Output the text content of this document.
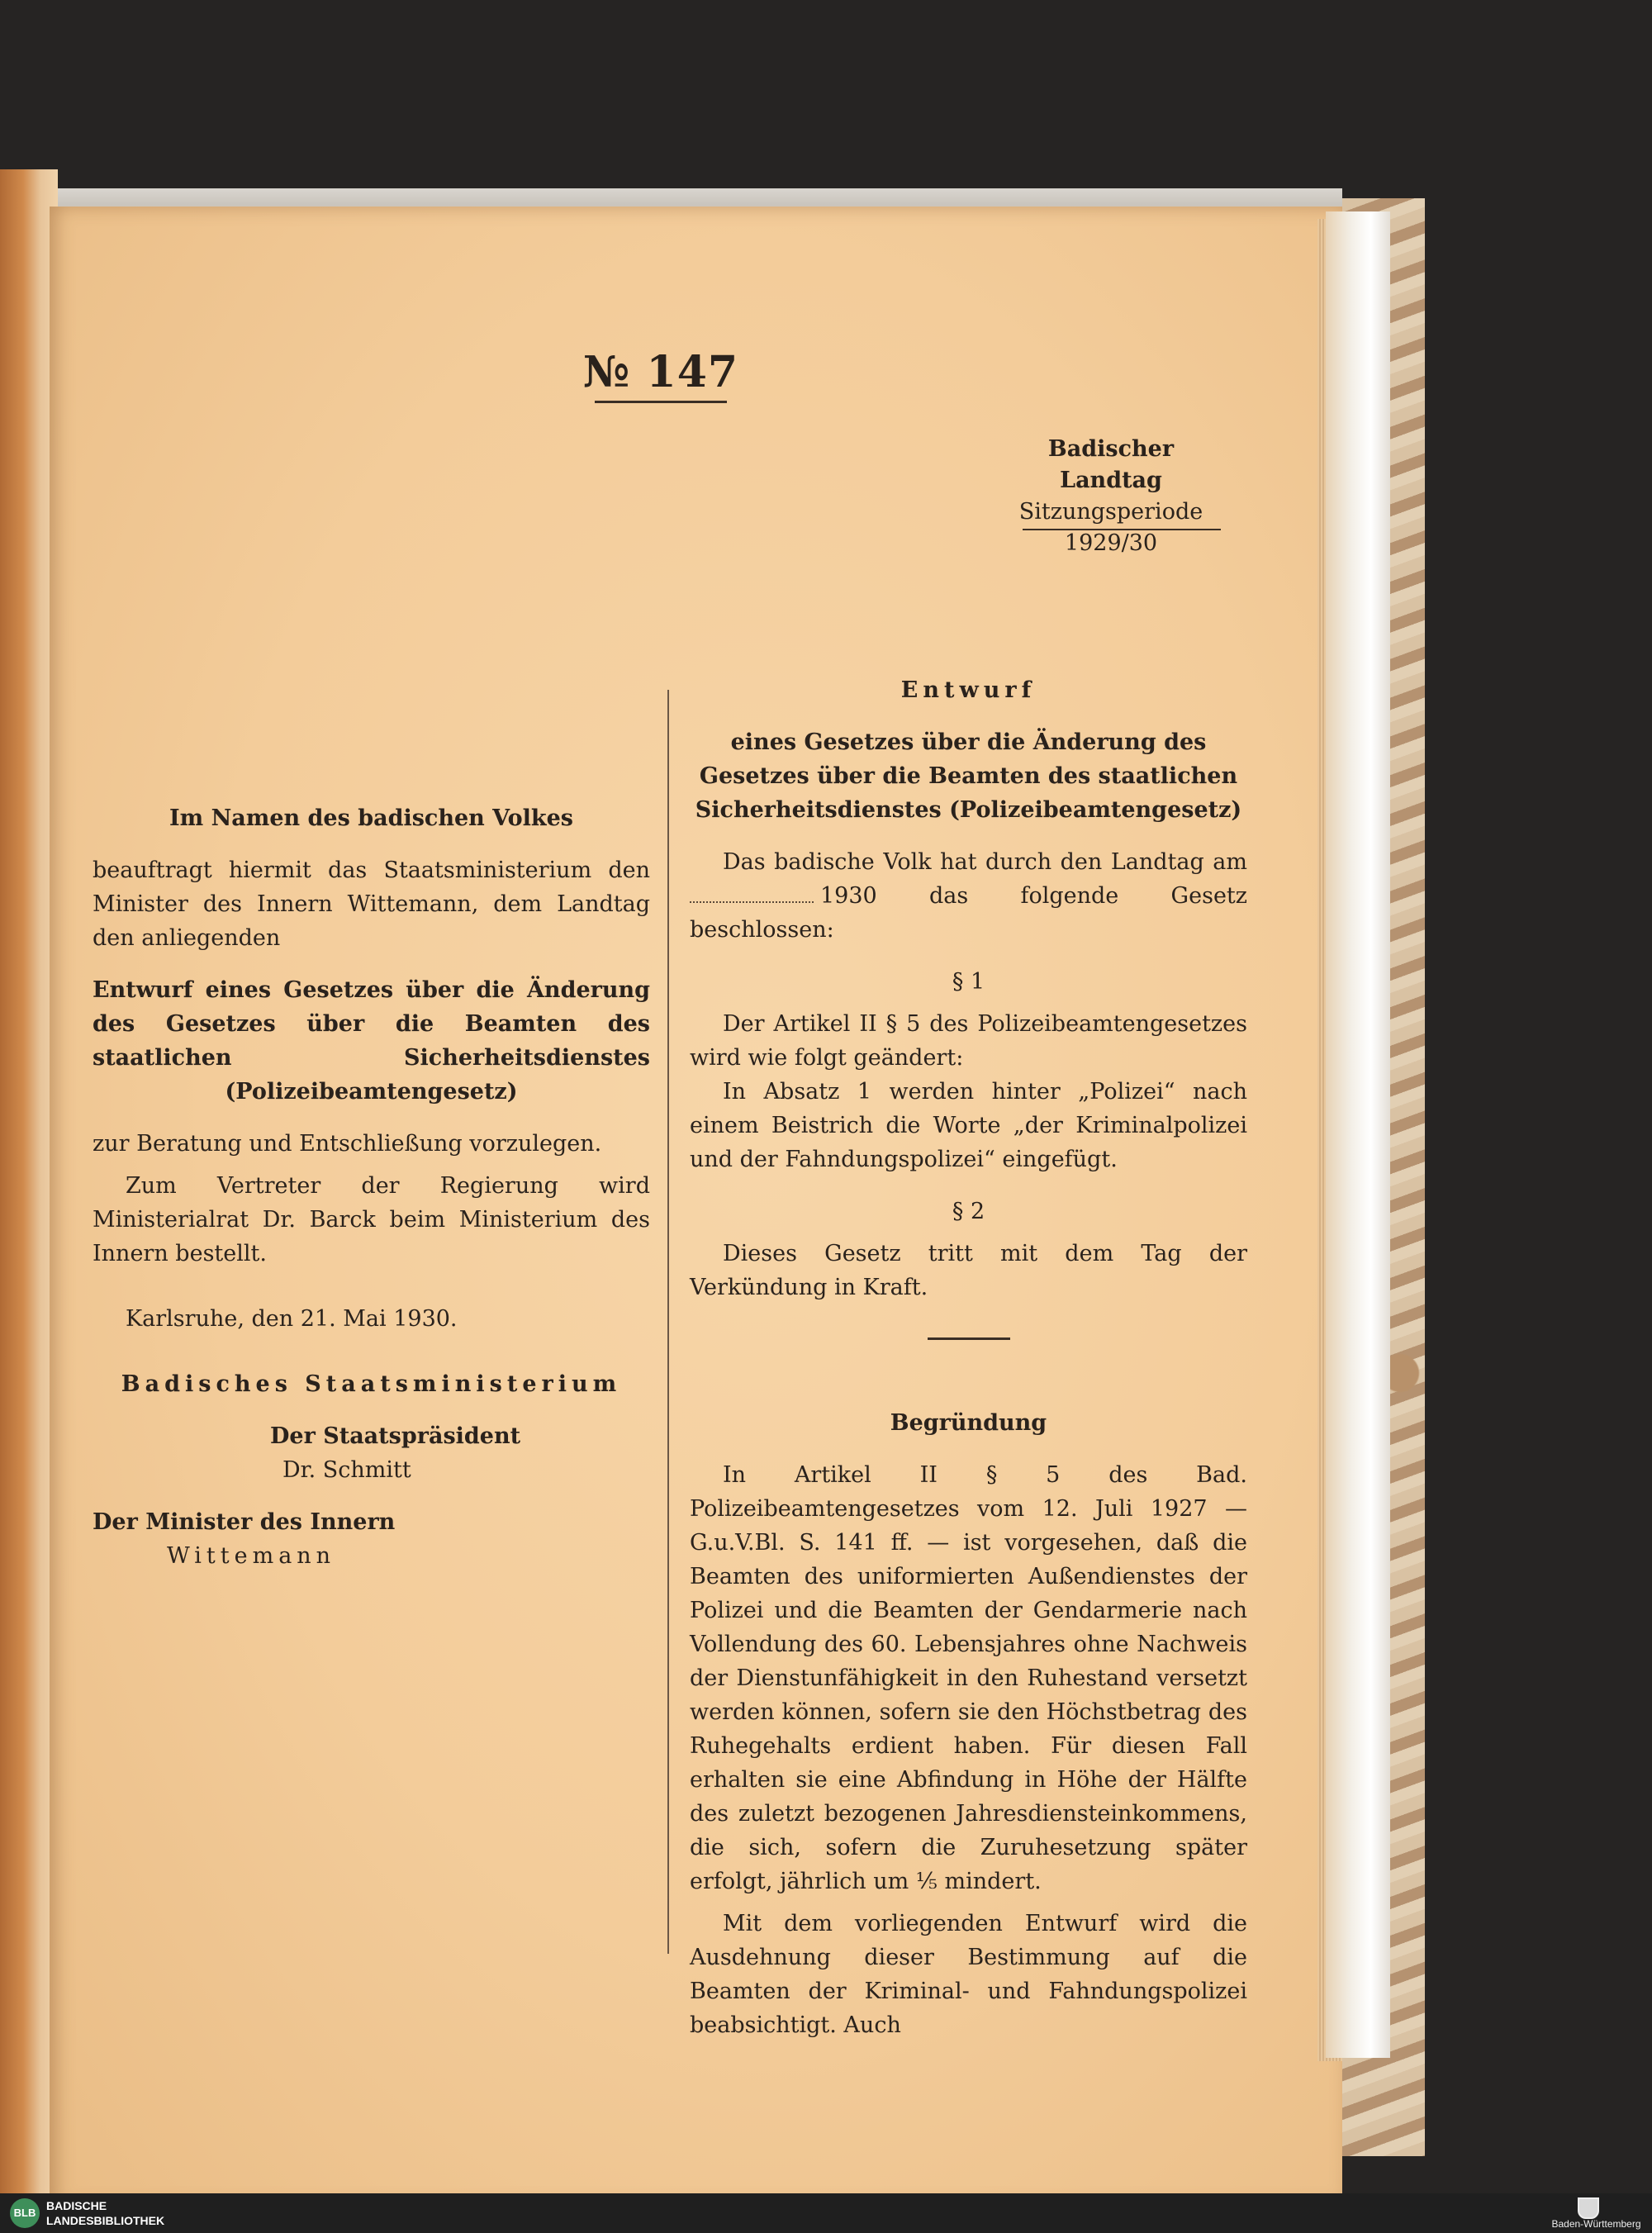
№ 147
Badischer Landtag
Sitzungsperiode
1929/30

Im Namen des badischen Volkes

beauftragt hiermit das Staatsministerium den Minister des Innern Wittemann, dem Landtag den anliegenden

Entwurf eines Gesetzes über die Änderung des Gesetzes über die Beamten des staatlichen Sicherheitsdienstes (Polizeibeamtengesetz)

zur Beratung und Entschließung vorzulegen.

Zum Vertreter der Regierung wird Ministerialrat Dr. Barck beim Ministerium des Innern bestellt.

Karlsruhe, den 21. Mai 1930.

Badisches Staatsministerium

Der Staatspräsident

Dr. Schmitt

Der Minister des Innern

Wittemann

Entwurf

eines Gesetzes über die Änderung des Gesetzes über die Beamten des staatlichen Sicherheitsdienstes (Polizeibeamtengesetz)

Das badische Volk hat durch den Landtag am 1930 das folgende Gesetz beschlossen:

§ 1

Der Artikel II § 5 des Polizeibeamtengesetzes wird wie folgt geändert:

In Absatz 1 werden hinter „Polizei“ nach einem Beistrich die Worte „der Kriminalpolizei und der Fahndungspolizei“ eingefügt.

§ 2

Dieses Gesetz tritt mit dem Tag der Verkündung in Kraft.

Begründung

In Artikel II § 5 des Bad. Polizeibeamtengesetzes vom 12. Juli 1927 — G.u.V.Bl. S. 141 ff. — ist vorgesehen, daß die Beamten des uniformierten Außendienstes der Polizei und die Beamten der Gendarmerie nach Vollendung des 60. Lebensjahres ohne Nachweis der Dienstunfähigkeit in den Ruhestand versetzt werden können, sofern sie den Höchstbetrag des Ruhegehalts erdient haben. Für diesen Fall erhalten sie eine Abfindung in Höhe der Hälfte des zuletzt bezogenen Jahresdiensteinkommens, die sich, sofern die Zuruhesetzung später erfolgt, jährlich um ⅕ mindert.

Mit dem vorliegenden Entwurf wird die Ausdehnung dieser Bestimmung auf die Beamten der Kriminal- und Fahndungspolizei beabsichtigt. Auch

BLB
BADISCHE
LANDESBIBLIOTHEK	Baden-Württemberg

□ □ □

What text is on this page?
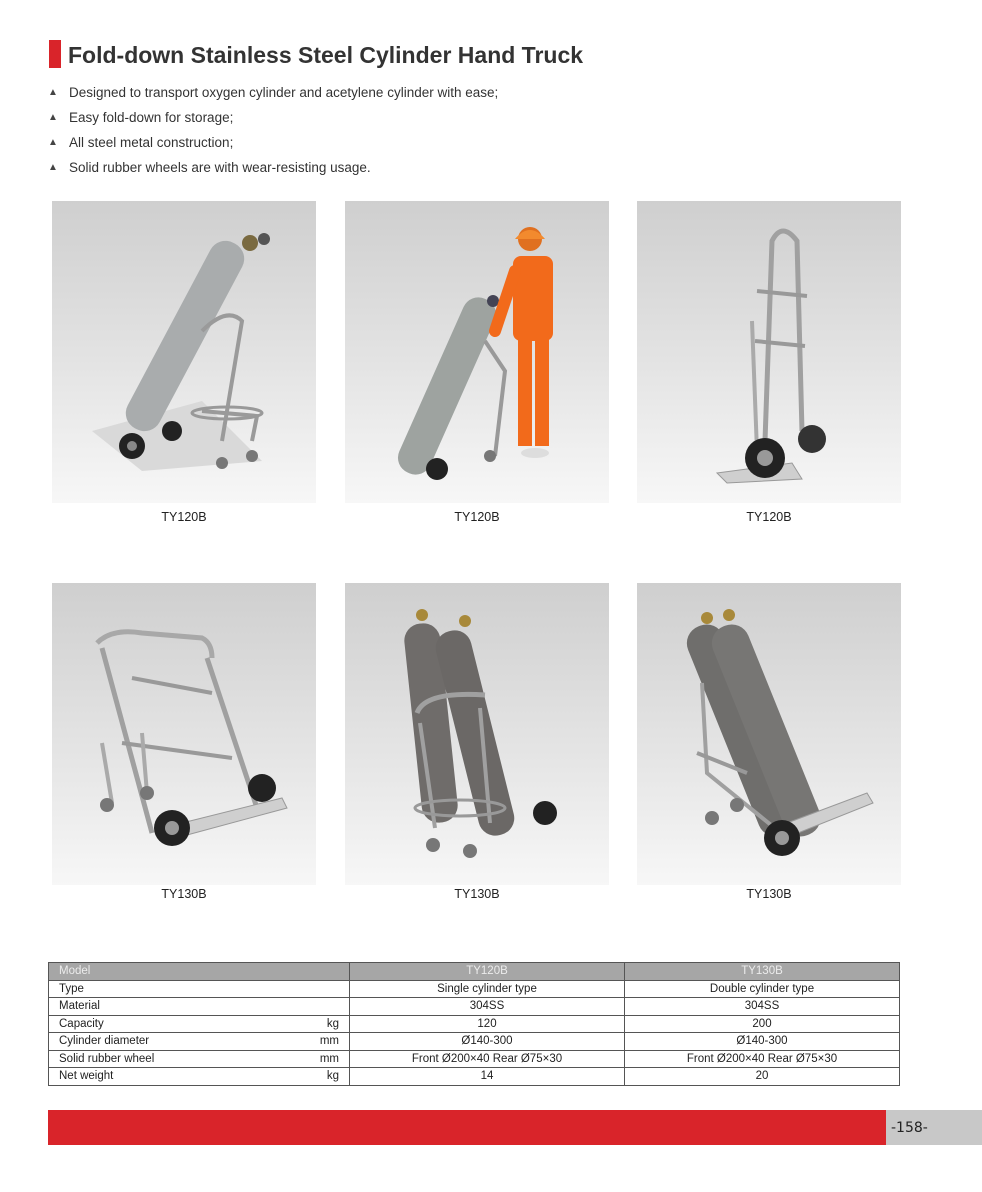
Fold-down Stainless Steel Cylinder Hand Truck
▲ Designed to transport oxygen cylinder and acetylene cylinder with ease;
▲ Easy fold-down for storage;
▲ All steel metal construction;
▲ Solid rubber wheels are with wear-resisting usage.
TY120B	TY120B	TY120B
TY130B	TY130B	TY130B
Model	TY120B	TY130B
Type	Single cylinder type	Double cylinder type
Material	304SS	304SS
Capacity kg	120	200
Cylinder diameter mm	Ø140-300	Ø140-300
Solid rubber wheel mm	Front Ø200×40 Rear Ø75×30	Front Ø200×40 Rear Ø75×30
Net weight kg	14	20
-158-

□ □ □

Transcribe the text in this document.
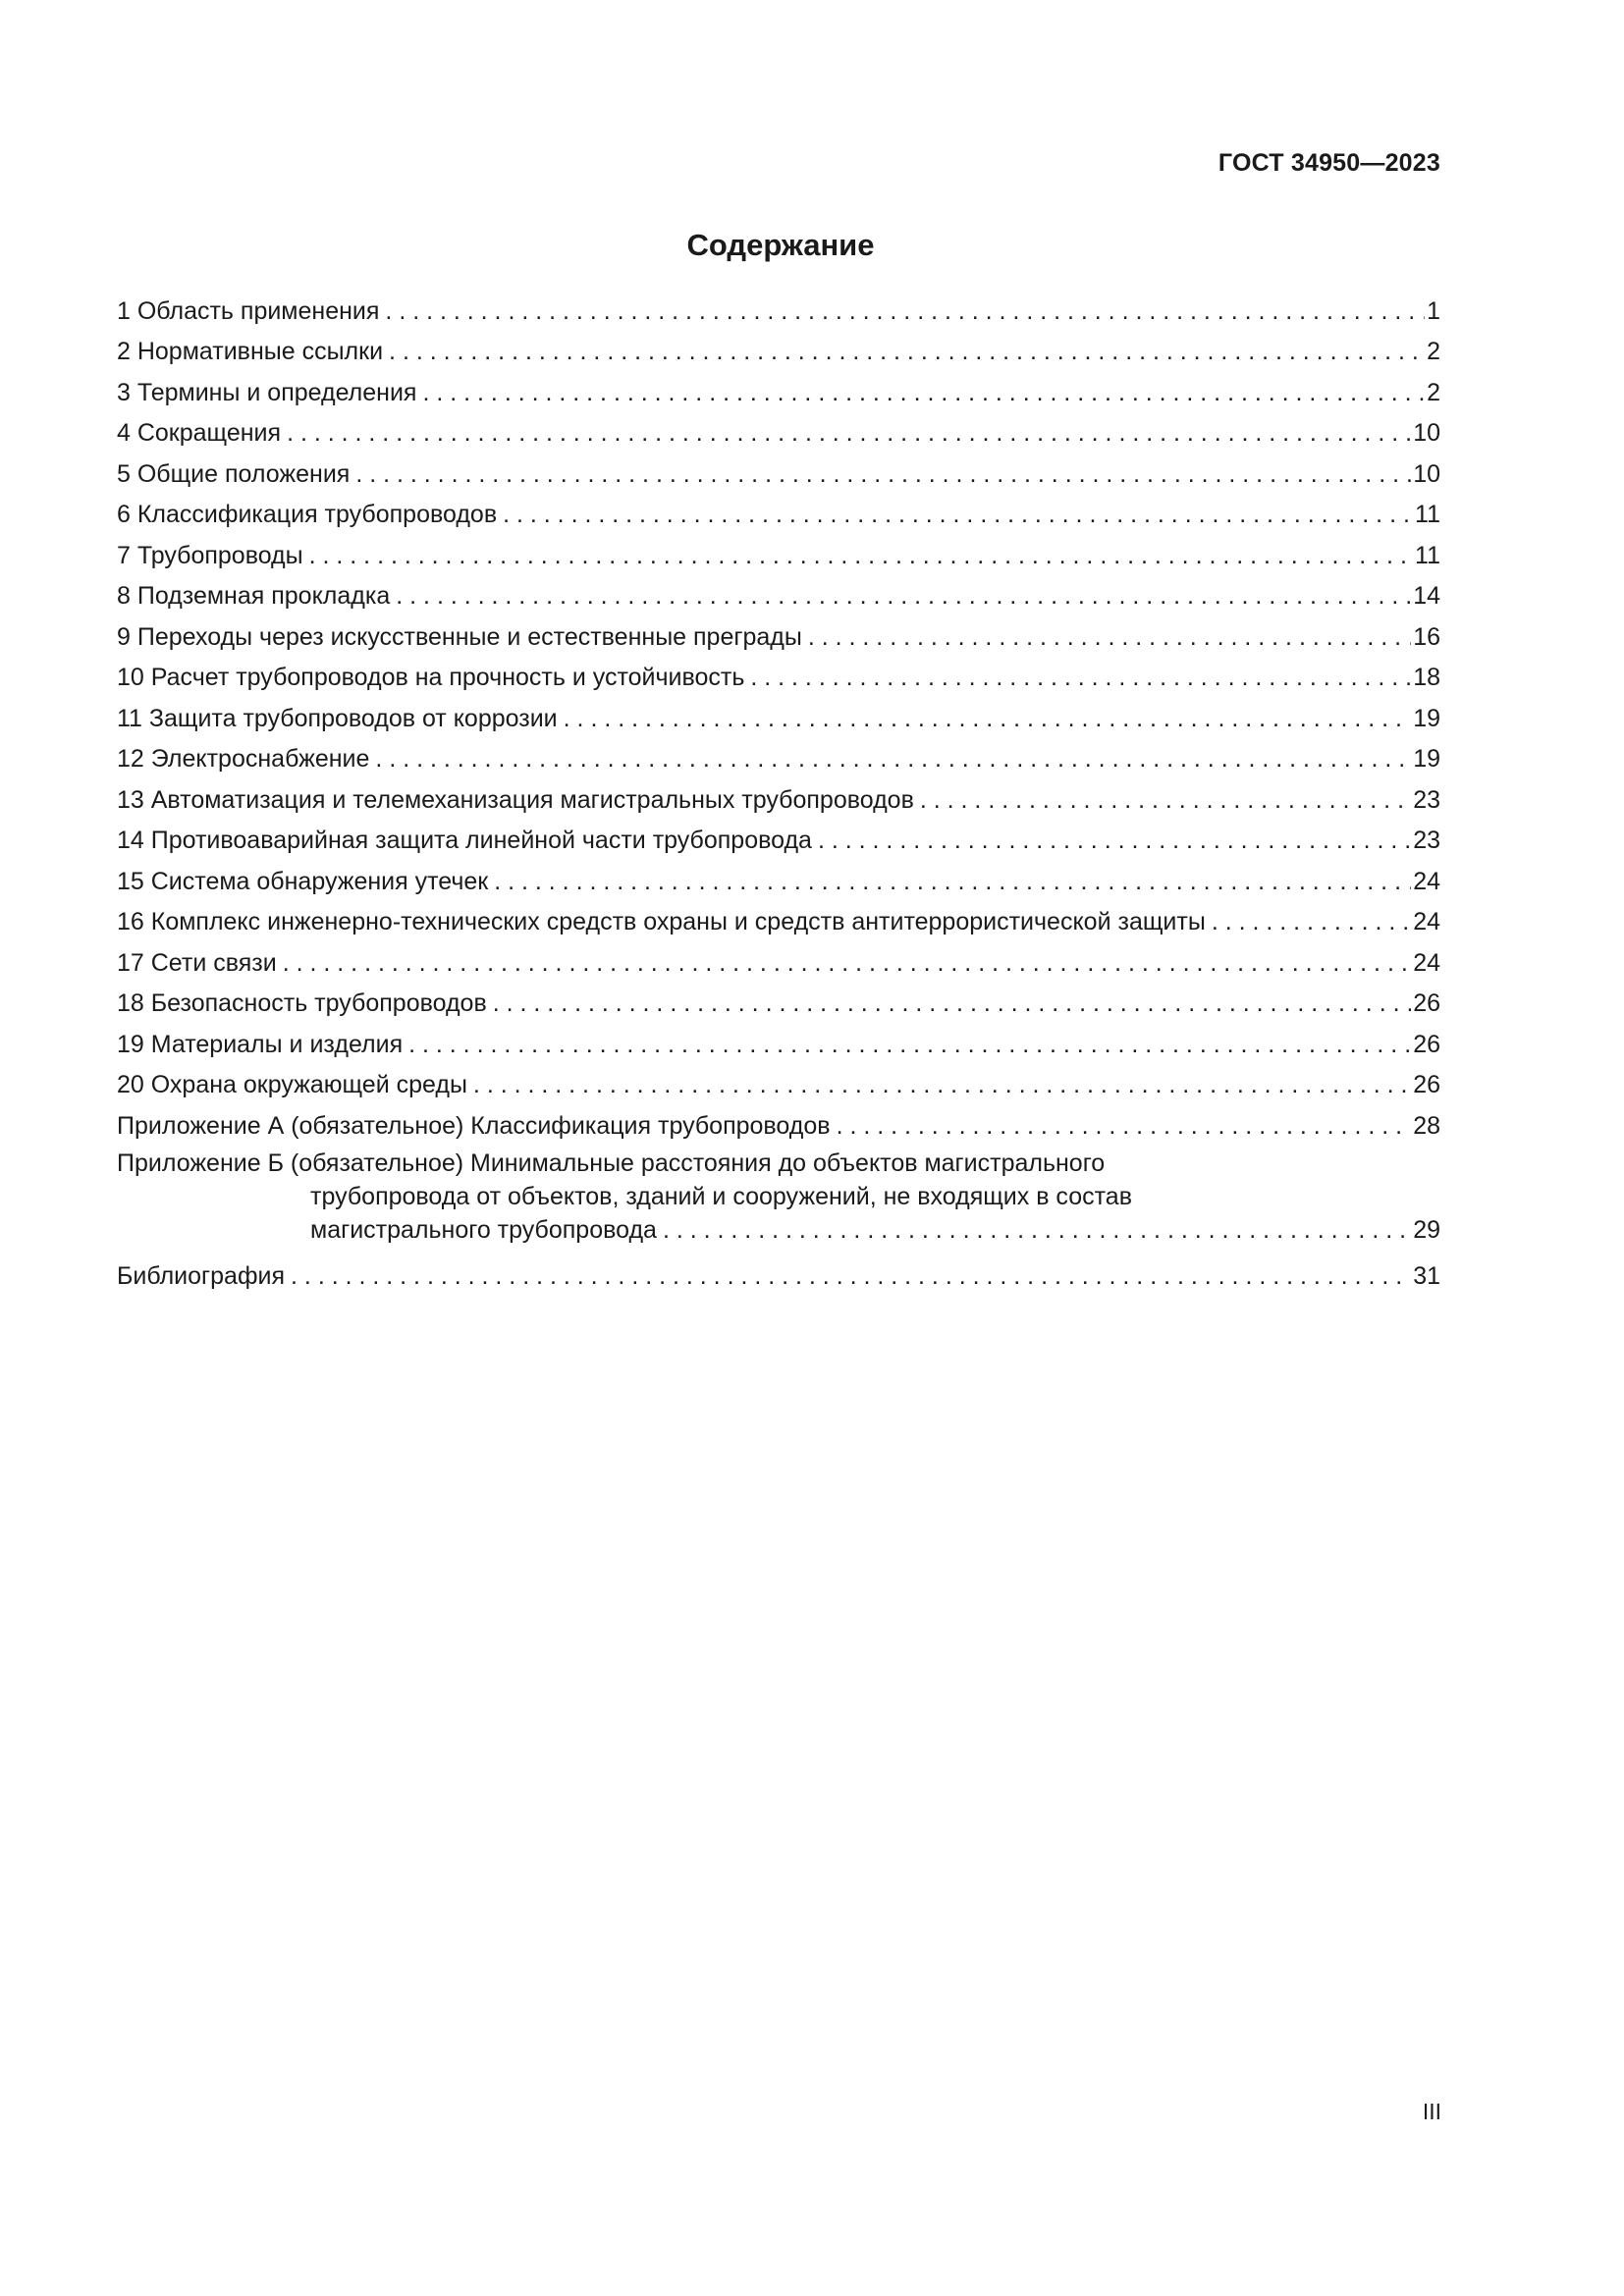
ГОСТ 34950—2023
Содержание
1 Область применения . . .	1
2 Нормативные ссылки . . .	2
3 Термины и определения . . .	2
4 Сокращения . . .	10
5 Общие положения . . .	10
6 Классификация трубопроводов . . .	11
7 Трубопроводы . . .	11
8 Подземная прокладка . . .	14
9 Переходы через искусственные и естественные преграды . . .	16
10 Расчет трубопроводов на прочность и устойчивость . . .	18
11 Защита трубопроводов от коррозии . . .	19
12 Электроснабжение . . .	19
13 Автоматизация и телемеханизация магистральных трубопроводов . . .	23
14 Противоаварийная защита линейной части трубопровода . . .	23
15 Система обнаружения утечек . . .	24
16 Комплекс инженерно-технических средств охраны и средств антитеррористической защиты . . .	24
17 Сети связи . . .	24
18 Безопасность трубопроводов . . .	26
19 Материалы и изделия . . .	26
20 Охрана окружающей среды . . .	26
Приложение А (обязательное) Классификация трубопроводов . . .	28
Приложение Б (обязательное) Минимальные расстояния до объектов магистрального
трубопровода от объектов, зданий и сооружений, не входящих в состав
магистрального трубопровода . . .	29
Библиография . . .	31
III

□ □ □

Short task:
Look above for lines with the word "Staatsministerium" and copy them all.

Response:
beauftragt hiermit das Staatsministerium den Minister des Innern Wittemann, dem Landtag den anliegenden
Badisches Staatsministerium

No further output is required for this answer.